## BEGIN Entries provided

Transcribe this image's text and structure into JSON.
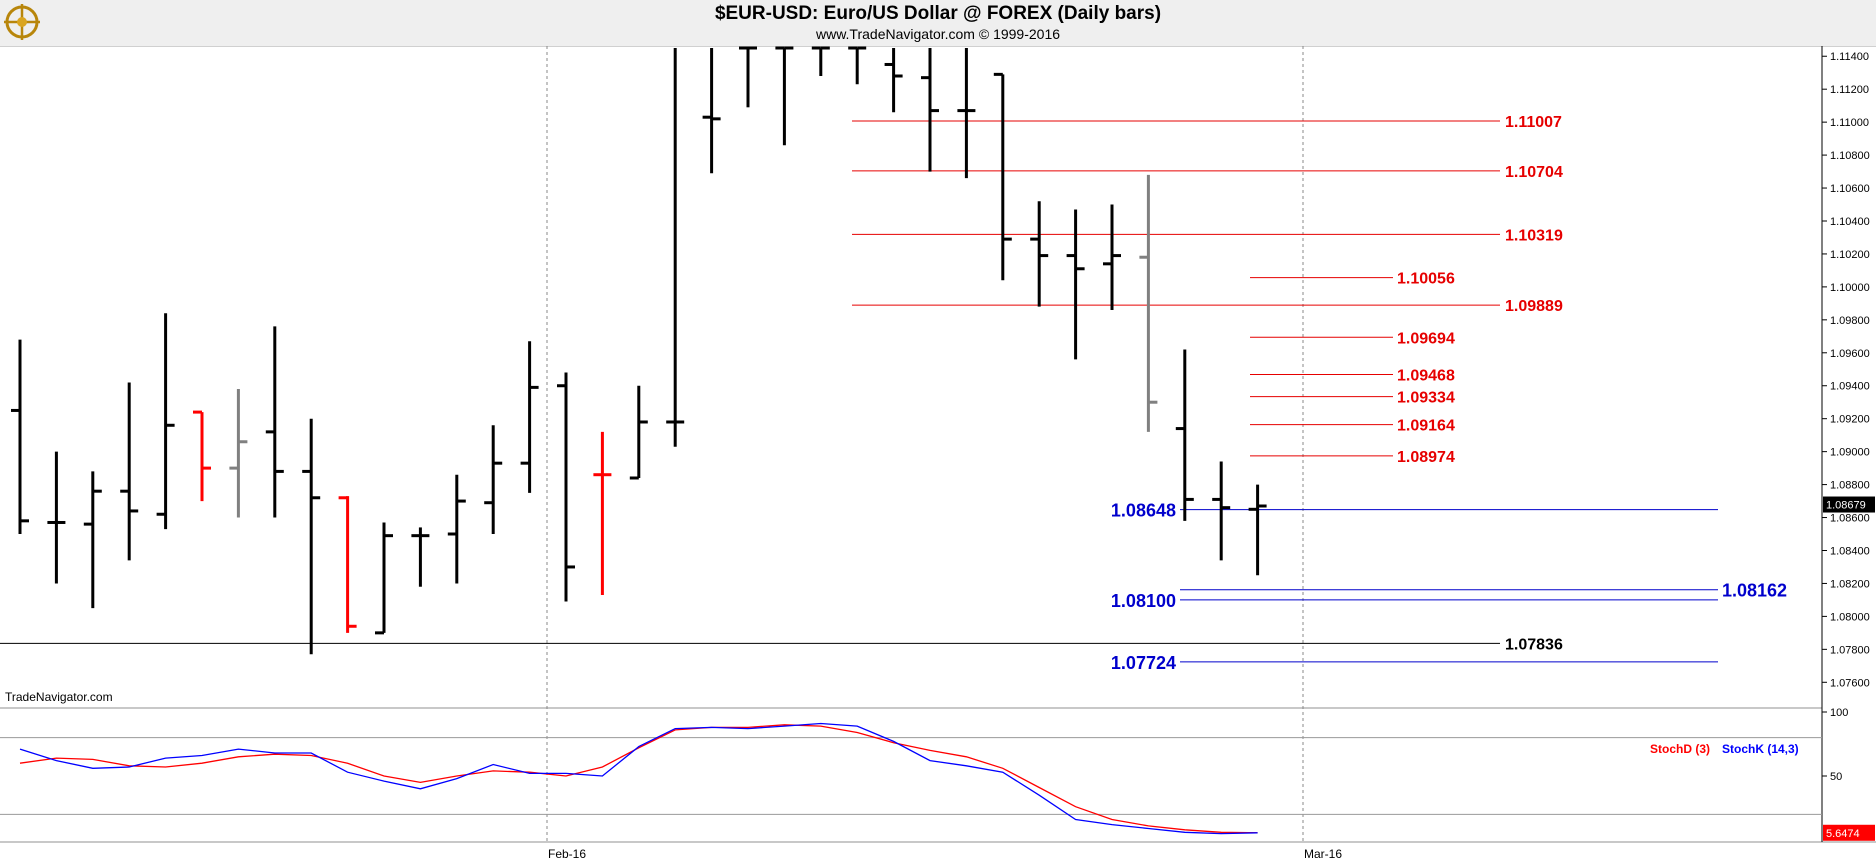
{
  "header": {
    "title": "$EUR-USD:  Euro/US Dollar @ FOREX  (Daily bars)",
    "subtitle": "www.TradeNavigator.com © 1999-2016",
    "watermark": "TradeNavigator.com"
  },
  "chart_data": [
    {
      "type": "ohlc",
      "title": "$EUR-USD:  Euro/US Dollar @ FOREX  (Daily bars)",
      "x_ticks": [
        "Feb-16",
        "Mar-16"
      ],
      "y_ticks": [
        "1.07600",
        "1.07800",
        "1.08000",
        "1.08200",
        "1.08400",
        "1.08600",
        "1.08800",
        "1.09000",
        "1.09200",
        "1.09400",
        "1.09600",
        "1.09800",
        "1.10000",
        "1.10200",
        "1.10400",
        "1.10600",
        "1.10800",
        "1.11000",
        "1.11200",
        "1.11400"
      ],
      "ylim": [
        1.0745,
        1.1145
      ],
      "last_price": "1.08679",
      "colors": {
        "up": "#000000",
        "down": "#000000",
        "highlight_red": "#ff0000",
        "highlight_gray": "#808080",
        "level_red": "#e60000",
        "level_blue": "#0000cc",
        "level_black": "#000000"
      },
      "bars": [
        {
          "o": 1.0925,
          "h": 1.0968,
          "l": 1.085,
          "c": 1.0858,
          "color": "black"
        },
        {
          "o": 1.0857,
          "h": 1.09,
          "l": 1.082,
          "c": 1.0857,
          "color": "black"
        },
        {
          "o": 1.0856,
          "h": 1.0888,
          "l": 1.0805,
          "c": 1.0876,
          "color": "black"
        },
        {
          "o": 1.0876,
          "h": 1.0942,
          "l": 1.0834,
          "c": 1.0864,
          "color": "black"
        },
        {
          "o": 1.0862,
          "h": 1.0984,
          "l": 1.0853,
          "c": 1.0916,
          "color": "black"
        },
        {
          "o": 1.0924,
          "h": 1.0924,
          "l": 1.087,
          "c": 1.089,
          "color": "red"
        },
        {
          "o": 1.089,
          "h": 1.0938,
          "l": 1.086,
          "c": 1.0906,
          "color": "gray"
        },
        {
          "o": 1.0912,
          "h": 1.0976,
          "l": 1.086,
          "c": 1.0888,
          "color": "black"
        },
        {
          "o": 1.0888,
          "h": 1.092,
          "l": 1.0777,
          "c": 1.0872,
          "color": "black"
        },
        {
          "o": 1.0872,
          "h": 1.0873,
          "l": 1.079,
          "c": 1.0794,
          "color": "red"
        },
        {
          "o": 1.079,
          "h": 1.0857,
          "l": 1.079,
          "c": 1.0849,
          "color": "black"
        },
        {
          "o": 1.0849,
          "h": 1.0854,
          "l": 1.0818,
          "c": 1.0849,
          "color": "black"
        },
        {
          "o": 1.085,
          "h": 1.0886,
          "l": 1.082,
          "c": 1.087,
          "color": "black"
        },
        {
          "o": 1.0869,
          "h": 1.0916,
          "l": 1.085,
          "c": 1.0893,
          "color": "black"
        },
        {
          "o": 1.0893,
          "h": 1.0967,
          "l": 1.0875,
          "c": 1.0939,
          "color": "black"
        },
        {
          "o": 1.094,
          "h": 1.0948,
          "l": 1.0809,
          "c": 1.083,
          "color": "black"
        },
        {
          "o": 1.0886,
          "h": 1.0912,
          "l": 1.0813,
          "c": 1.0886,
          "color": "red"
        },
        {
          "o": 1.0884,
          "h": 1.094,
          "l": 1.0884,
          "c": 1.0918,
          "color": "black"
        },
        {
          "o": 1.0918,
          "h": 1.1145,
          "l": 1.0903,
          "c": 1.0918,
          "color": "black"
        },
        {
          "o": 1.1103,
          "h": 1.1145,
          "l": 1.1069,
          "c": 1.1102,
          "color": "black"
        },
        {
          "o": 1.1145,
          "h": 1.1145,
          "l": 1.1109,
          "c": 1.1145,
          "color": "black"
        },
        {
          "o": 1.1145,
          "h": 1.1145,
          "l": 1.1086,
          "c": 1.1145,
          "color": "black"
        },
        {
          "o": 1.1145,
          "h": 1.1145,
          "l": 1.1128,
          "c": 1.1145,
          "color": "black"
        },
        {
          "o": 1.1145,
          "h": 1.1145,
          "l": 1.1123,
          "c": 1.1145,
          "color": "black"
        },
        {
          "o": 1.1135,
          "h": 1.1145,
          "l": 1.1106,
          "c": 1.1128,
          "color": "black"
        },
        {
          "o": 1.1127,
          "h": 1.1145,
          "l": 1.107,
          "c": 1.1107,
          "color": "black"
        },
        {
          "o": 1.1107,
          "h": 1.1145,
          "l": 1.1066,
          "c": 1.1107,
          "color": "black"
        },
        {
          "o": 1.1129,
          "h": 1.1129,
          "l": 1.1004,
          "c": 1.1029,
          "color": "black"
        },
        {
          "o": 1.1029,
          "h": 1.1052,
          "l": 1.0988,
          "c": 1.1019,
          "color": "black"
        },
        {
          "o": 1.1019,
          "h": 1.1047,
          "l": 1.0956,
          "c": 1.1011,
          "color": "black"
        },
        {
          "o": 1.1014,
          "h": 1.105,
          "l": 1.0986,
          "c": 1.1019,
          "color": "black"
        },
        {
          "o": 1.1018,
          "h": 1.1068,
          "l": 1.0912,
          "c": 1.093,
          "color": "gray"
        },
        {
          "o": 1.0914,
          "h": 1.0962,
          "l": 1.0858,
          "c": 1.0871,
          "color": "black"
        },
        {
          "o": 1.0871,
          "h": 1.0894,
          "l": 1.0834,
          "c": 1.0866,
          "color": "black"
        },
        {
          "o": 1.0865,
          "h": 1.088,
          "l": 1.0825,
          "c": 1.0867,
          "color": "black"
        }
      ],
      "levels": [
        {
          "value": 1.11007,
          "label": "1.11007",
          "color": "red"
        },
        {
          "value": 1.10704,
          "label": "1.10704",
          "color": "red"
        },
        {
          "value": 1.10319,
          "label": "1.10319",
          "color": "red"
        },
        {
          "value": 1.10056,
          "label": "1.10056",
          "color": "red"
        },
        {
          "value": 1.09889,
          "label": "1.09889",
          "color": "red"
        },
        {
          "value": 1.09694,
          "label": "1.09694",
          "color": "red"
        },
        {
          "value": 1.09468,
          "label": "1.09468",
          "color": "red"
        },
        {
          "value": 1.09334,
          "label": "1.09334",
          "color": "red"
        },
        {
          "value": 1.09164,
          "label": "1.09164",
          "color": "red"
        },
        {
          "value": 1.08974,
          "label": "1.08974",
          "color": "red"
        },
        {
          "value": 1.08648,
          "label": "1.08648",
          "color": "blue"
        },
        {
          "value": 1.08162,
          "label": "1.08162",
          "color": "blue"
        },
        {
          "value": 1.081,
          "label": "1.08100",
          "color": "blue"
        },
        {
          "value": 1.07836,
          "label": "1.07836",
          "color": "black"
        },
        {
          "value": 1.07724,
          "label": "1.07724",
          "color": "blue"
        }
      ]
    },
    {
      "type": "line",
      "y_ticks": [
        "100",
        "50"
      ],
      "ylim": [
        0,
        100
      ],
      "reference_lines": [
        80,
        20
      ],
      "last_value": "5.6474",
      "series": [
        {
          "name": "StochD (3)",
          "color": "#ff0000",
          "values": [
            60,
            64,
            63,
            58,
            57,
            60,
            65,
            67,
            66,
            60,
            50,
            45,
            50,
            54,
            53,
            50,
            57,
            72,
            86,
            88,
            88,
            90,
            89,
            84,
            76,
            70,
            65,
            56,
            41,
            26,
            16,
            11,
            8,
            6,
            5.6
          ]
        },
        {
          "name": "StochK (14,3)",
          "color": "#0000ff",
          "values": [
            71,
            62,
            56,
            57,
            64,
            66,
            71,
            68,
            68,
            53,
            46,
            40,
            48,
            59,
            52,
            52,
            50,
            73,
            87,
            88,
            87,
            89,
            91,
            89,
            77,
            62,
            58,
            53,
            35,
            16,
            12,
            9,
            6,
            5,
            5.6
          ]
        }
      ]
    }
  ]
}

## END Entries provided

#### [Requirements]
From the entries, report each line that includes the word "Dollar".

#### [Output for this exercise]
    "title": "$EUR-USD:  Euro/US Dollar @ FOREX  (Daily bars)",
      "title": "$EUR-USD:  Euro/US Dollar @ FOREX  (Daily bars)",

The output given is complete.